_Source records_

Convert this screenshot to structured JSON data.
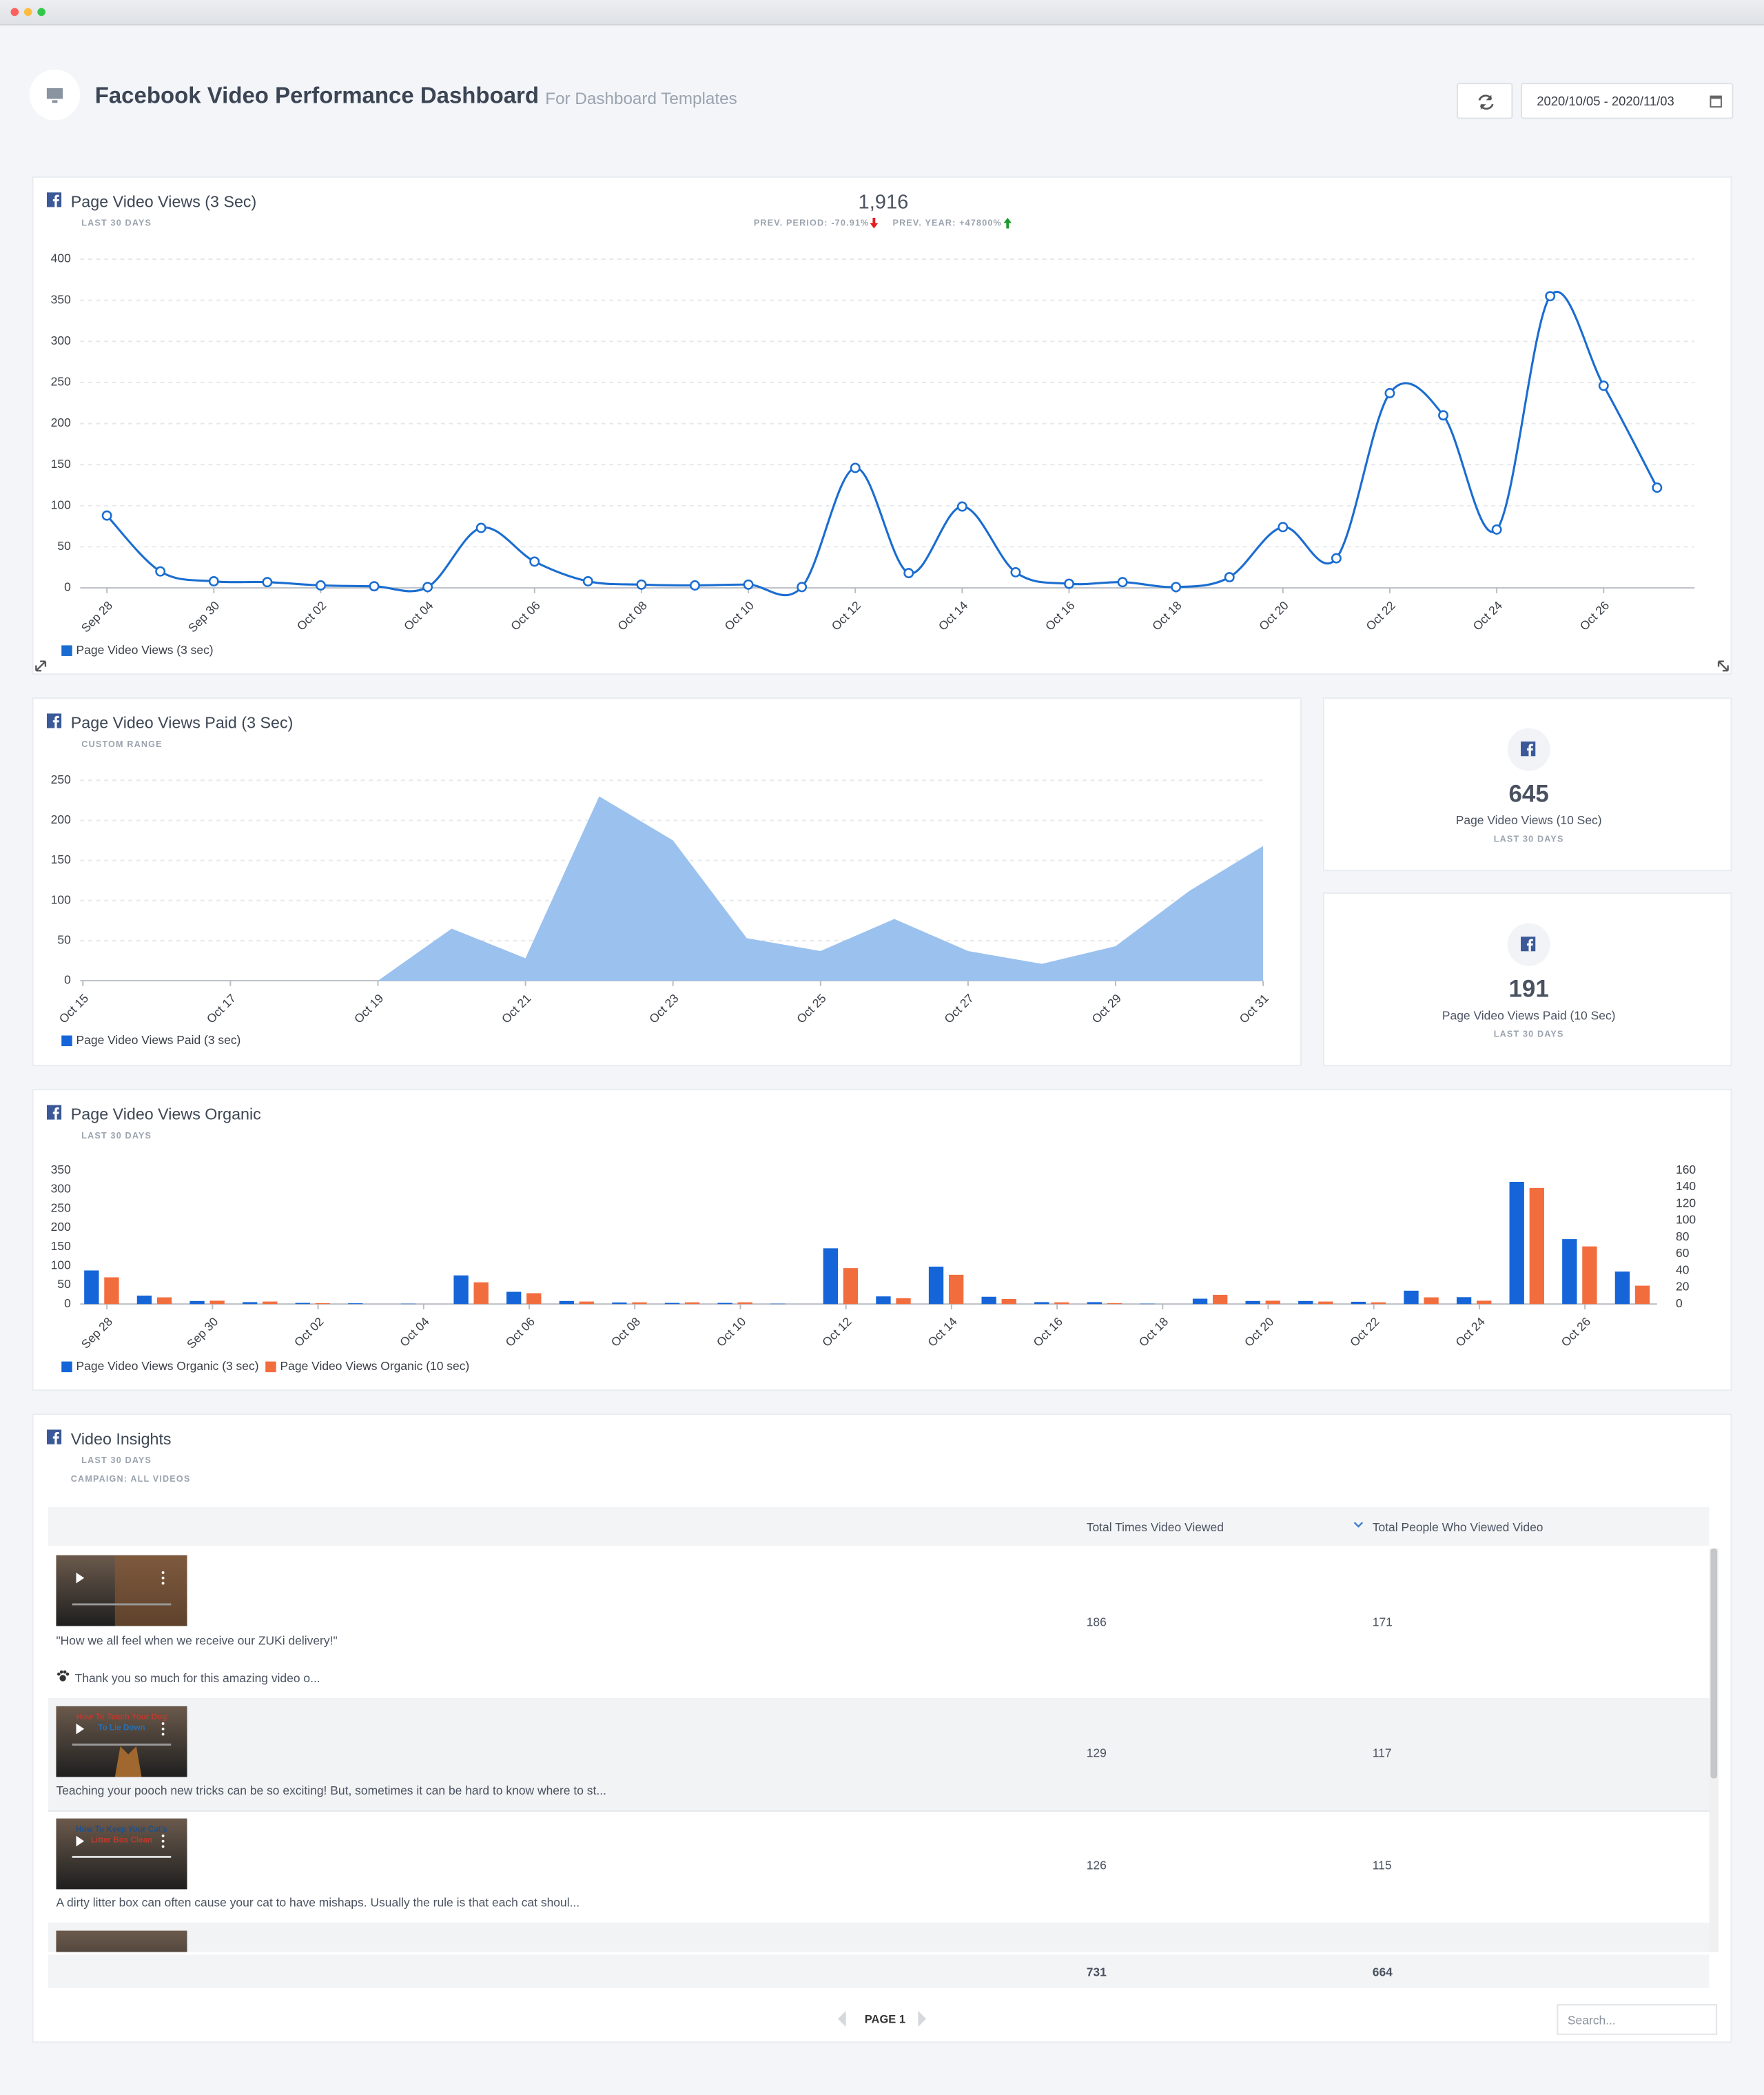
{
  "header": {
    "title": "Facebook Video Performance Dashboard",
    "subtitle": "For Dashboard Templates",
    "date_range": "2020/10/05 - 2020/11/03"
  },
  "chart_data": [
    {
      "type": "line",
      "title": "Page Video Views (3 Sec)",
      "subtitle": "LAST 30 DAYS",
      "total": "1,916",
      "prev_period": "PREV. PERIOD: -70.91%",
      "prev_year": "PREV. YEAR: +47800%",
      "categories": [
        "Sep 28",
        null,
        "Sep 30",
        null,
        "Oct 02",
        null,
        "Oct 04",
        null,
        "Oct 06",
        null,
        "Oct 08",
        null,
        "Oct 10",
        null,
        "Oct 12",
        null,
        "Oct 14",
        null,
        "Oct 16",
        null,
        "Oct 18",
        null,
        "Oct 20",
        null,
        "Oct 22",
        null,
        "Oct 24",
        null,
        "Oct 26",
        null
      ],
      "series": [
        {
          "name": "Page Video Views (3 sec)",
          "color": "#1a6dd0",
          "values": [
            88,
            20,
            8,
            7,
            3,
            2,
            1,
            73,
            32,
            8,
            4,
            3,
            4,
            1,
            146,
            18,
            99,
            19,
            5,
            7,
            1,
            13,
            74,
            36,
            237,
            210,
            71,
            355,
            246,
            122
          ]
        }
      ],
      "ylim": [
        0,
        400
      ],
      "yticks": [
        0,
        50,
        100,
        150,
        200,
        250,
        300,
        350,
        400
      ],
      "grid": true,
      "legend": "bottom-left"
    },
    {
      "type": "area",
      "title": "Page Video Views Paid (3 Sec)",
      "subtitle": "CUSTOM RANGE",
      "categories": [
        "Oct 15",
        null,
        "Oct 17",
        null,
        "Oct 19",
        null,
        "Oct 21",
        null,
        "Oct 23",
        null,
        "Oct 25",
        null,
        "Oct 27",
        null,
        "Oct 29",
        null,
        "Oct 31"
      ],
      "series": [
        {
          "name": "Page Video Views Paid (3 sec)",
          "color": "#9bc1ee",
          "values": [
            0,
            0,
            0,
            0,
            0,
            65,
            28,
            230,
            175,
            53,
            37,
            77,
            37,
            21,
            43,
            112,
            168
          ]
        }
      ],
      "ylim": [
        0,
        250
      ],
      "yticks": [
        0,
        50,
        100,
        150,
        200,
        250
      ],
      "grid": true,
      "legend": "bottom-left"
    },
    {
      "type": "bar",
      "title": "Page Video Views Organic",
      "subtitle": "LAST 30 DAYS",
      "categories": [
        "Sep 28",
        null,
        "Sep 30",
        null,
        "Oct 02",
        null,
        "Oct 04",
        null,
        "Oct 06",
        null,
        "Oct 08",
        null,
        "Oct 10",
        null,
        "Oct 12",
        null,
        "Oct 14",
        null,
        "Oct 16",
        null,
        "Oct 18",
        null,
        "Oct 20",
        null,
        "Oct 22",
        null,
        "Oct 24",
        null,
        "Oct 26",
        null
      ],
      "series": [
        {
          "name": "Page Video Views Organic (3 sec)",
          "color": "#1565d8",
          "values": [
            88,
            22,
            8,
            5,
            3,
            2,
            1,
            75,
            32,
            8,
            4,
            3,
            3,
            1,
            146,
            20,
            98,
            19,
            5,
            5,
            1,
            14,
            8,
            8,
            6,
            35,
            18,
            320,
            170,
            85
          ]
        },
        {
          "name": "Page Video Views Organic (10 sec)",
          "color": "#f26d3d",
          "axis": "y2",
          "values": [
            32,
            8,
            4,
            3,
            1,
            0,
            0,
            26,
            13,
            3,
            2,
            2,
            2,
            0,
            43,
            7,
            35,
            6,
            2,
            1,
            0,
            11,
            4,
            3,
            2,
            8,
            4,
            139,
            69,
            22
          ]
        }
      ],
      "ylim": [
        0,
        350
      ],
      "yticks": [
        0,
        50,
        100,
        150,
        200,
        250,
        300,
        350
      ],
      "y2lim": [
        0,
        160
      ],
      "y2ticks": [
        0,
        20,
        40,
        60,
        80,
        100,
        120,
        140,
        160
      ],
      "grid": false,
      "legend": "bottom-left"
    }
  ],
  "widgets": [
    {
      "value": 645,
      "label": "Page Video Views (10 Sec)",
      "period": "LAST 30 DAYS"
    },
    {
      "value": 191,
      "label": "Page Video Views Paid (10 Sec)",
      "period": "LAST 30 DAYS"
    }
  ],
  "table": {
    "title": "Video Insights",
    "subtitle": "LAST 30 DAYS",
    "campaign": "CAMPAIGN: ALL VIDEOS",
    "columns": [
      "Total Times Video Viewed",
      "Total People Who Viewed Video"
    ],
    "rows": [
      {
        "caption": [
          "\"How we all feel when we receive our ZUKi delivery!\"",
          "Thank you so much for this amazing video o..."
        ],
        "values": [
          186,
          171
        ]
      },
      {
        "thumb_text": [
          "How To Teach Your Dog",
          "To Lie Down"
        ],
        "caption": [
          "Teaching your pooch new tricks can be so exciting! But, sometimes it can be hard to know where to st..."
        ],
        "values": [
          129,
          117
        ]
      },
      {
        "thumb_text": [
          "How To Keep Your Cat's",
          "Litter Box Clean"
        ],
        "caption": [
          "A dirty litter box can often cause your cat to have mishaps. Usually the rule is that each cat shoul..."
        ],
        "values": [
          126,
          115
        ]
      }
    ],
    "totals": [
      731,
      664
    ],
    "page": "PAGE 1",
    "search": "Search..."
  }
}
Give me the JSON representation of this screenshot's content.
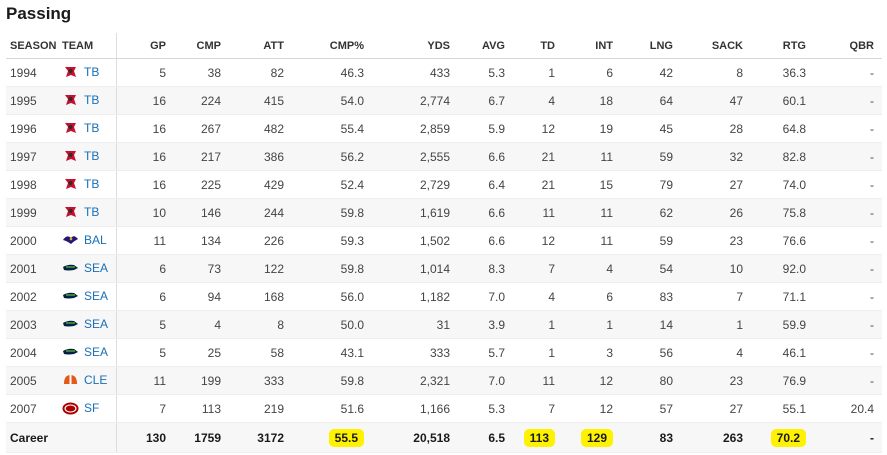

_Written instruction_
Keep the pictures out of your copy, and repeat every entry above exactly.

_Correct result_
Convert this screenshot to structured JSON data.
{
  "header": {
    "title": "Facebook Video Performance Dashboard",
    "subtitle": "For Dashboard Templates",
    "date_range": "2020/10/05 - 2020/11/03"
  },
  "chart_data": [
    {
      "type": "line",
      "title": "Page Video Views (3 Sec)",
      "subtitle": "LAST 30 DAYS",
      "total": "1,916",
      "prev_period": "PREV. PERIOD: -70.91%",
      "prev_year": "PREV. YEAR: +47800%",
      "categories": [
        "Sep 28",
        null,
        "Sep 30",
        null,
        "Oct 02",
        null,
        "Oct 04",
        null,
        "Oct 06",
        null,
        "Oct 08",
        null,
        "Oct 10",
        null,
        "Oct 12",
        null,
        "Oct 14",
        null,
        "Oct 16",
        null,
        "Oct 18",
        null,
        "Oct 20",
        null,
        "Oct 22",
        null,
        "Oct 24",
        null,
        "Oct 26",
        null
      ],
      "series": [
        {
          "name": "Page Video Views (3 sec)",
          "color": "#1a6dd0",
          "values": [
            88,
            20,
            8,
            7,
            3,
            2,
            1,
            73,
            32,
            8,
            4,
            3,
            4,
            1,
            146,
            18,
            99,
            19,
            5,
            7,
            1,
            13,
            74,
            36,
            237,
            210,
            71,
            355,
            246,
            122
          ]
        }
      ],
      "ylim": [
        0,
        400
      ],
      "yticks": [
        0,
        50,
        100,
        150,
        200,
        250,
        300,
        350,
        400
      ],
      "grid": true,
      "legend": "bottom-left"
    },
    {
      "type": "area",
      "title": "Page Video Views Paid (3 Sec)",
      "subtitle": "CUSTOM RANGE",
      "categories": [
        "Oct 15",
        null,
        "Oct 17",
        null,
        "Oct 19",
        null,
        "Oct 21",
        null,
        "Oct 23",
        null,
        "Oct 25",
        null,
        "Oct 27",
        null,
        "Oct 29",
        null,
        "Oct 31"
      ],
      "series": [
        {
          "name": "Page Video Views Paid (3 sec)",
          "color": "#9bc1ee",
          "values": [
            0,
            0,
            0,
            0,
            0,
            65,
            28,
            230,
            175,
            53,
            37,
            77,
            37,
            21,
            43,
            112,
            168
          ]
        }
      ],
      "ylim": [
        0,
        250
      ],
      "yticks": [
        0,
        50,
        100,
        150,
        200,
        250
      ],
      "grid": true,
      "legend": "bottom-left"
    },
    {
      "type": "bar",
      "title": "Page Video Views Organic",
      "subtitle": "LAST 30 DAYS",
      "categories": [
        "Sep 28",
        null,
        "Sep 30",
        null,
        "Oct 02",
        null,
        "Oct 04",
        null,
        "Oct 06",
        null,
        "Oct 08",
        null,
        "Oct 10",
        null,
        "Oct 12",
        null,
        "Oct 14",
        null,
        "Oct 16",
        null,
        "Oct 18",
        null,
        "Oct 20",
        null,
        "Oct 22",
        null,
        "Oct 24",
        null,
        "Oct 26",
        null
      ],
      "series": [
        {
          "name": "Page Video Views Organic (3 sec)",
          "color": "#1565d8",
          "values": [
            88,
            22,
            8,
            5,
            3,
            2,
            1,
            75,
            32,
            8,
            4,
            3,
            3,
            1,
            146,
            20,
            98,
            19,
            5,
            5,
            1,
            14,
            8,
            8,
            6,
            35,
            18,
            320,
            170,
            85
          ]
        },
        {
          "name": "Page Video Views Organic (10 sec)",
          "color": "#f26d3d",
          "axis": "y2",
          "values": [
            32,
            8,
            4,
            3,
            1,
            0,
            0,
            26,
            13,
            3,
            2,
            2,
            2,
            0,
            43,
            7,
            35,
            6,
            2,
            1,
            0,
            11,
            4,
            3,
            2,
            8,
            4,
            139,
            69,
            22
          ]
        }
      ],
      "ylim": [
        0,
        350
      ],
      "yticks": [
        0,
        50,
        100,
        150,
        200,
        250,
        300,
        350
      ],
      "y2lim": [
        0,
        160
      ],
      "y2ticks": [
        0,
        20,
        40,
        60,
        80,
        100,
        120,
        140,
        160
      ],
      "grid": false,
      "legend": "bottom-left"
    }
  ],
  "widgets": [
    {
      "value": 645,
      "label": "Page Video Views (10 Sec)",
      "period": "LAST 30 DAYS"
    },
    {
      "value": 191,
      "label": "Page Video Views Paid (10 Sec)",
      "period": "LAST 30 DAYS"
    }
  ],
  "table": {
    "title": "Video Insights",
    "subtitle": "LAST 30 DAYS",
    "campaign": "CAMPAIGN: ALL VIDEOS",
    "columns": [
      "Total Times Video Viewed",
      "Total People Who Viewed Video"
    ],
    "rows": [
      {
        "caption": [
          "\"How we all feel when we receive our ZUKi delivery!\"",
          "Thank you so much for this amazing video o..."
        ],
        "values": [
          186,
          171
        ]
      },
      {
        "thumb_text": [
          "How To Teach Your Dog",
          "To Lie Down"
        ],
        "caption": [
          "Teaching your pooch new tricks can be so exciting! But, sometimes it can be hard to know where to st..."
        ],
        "values": [
          129,
          117
        ]
      },
      {
        "thumb_text": [
          "How To Keep Your Cat's",
          "Litter Box Clean"
        ],
        "caption": [
          "A dirty litter box can often cause your cat to have mishaps. Usually the rule is that each cat shoul..."
        ],
        "values": [
          126,
          115
        ]
      }
    ],
    "totals": [
      731,
      664
    ],
    "page": "PAGE 1",
    "search": "Search..."
  }
}
Give me the JSON representation of this screenshot's content.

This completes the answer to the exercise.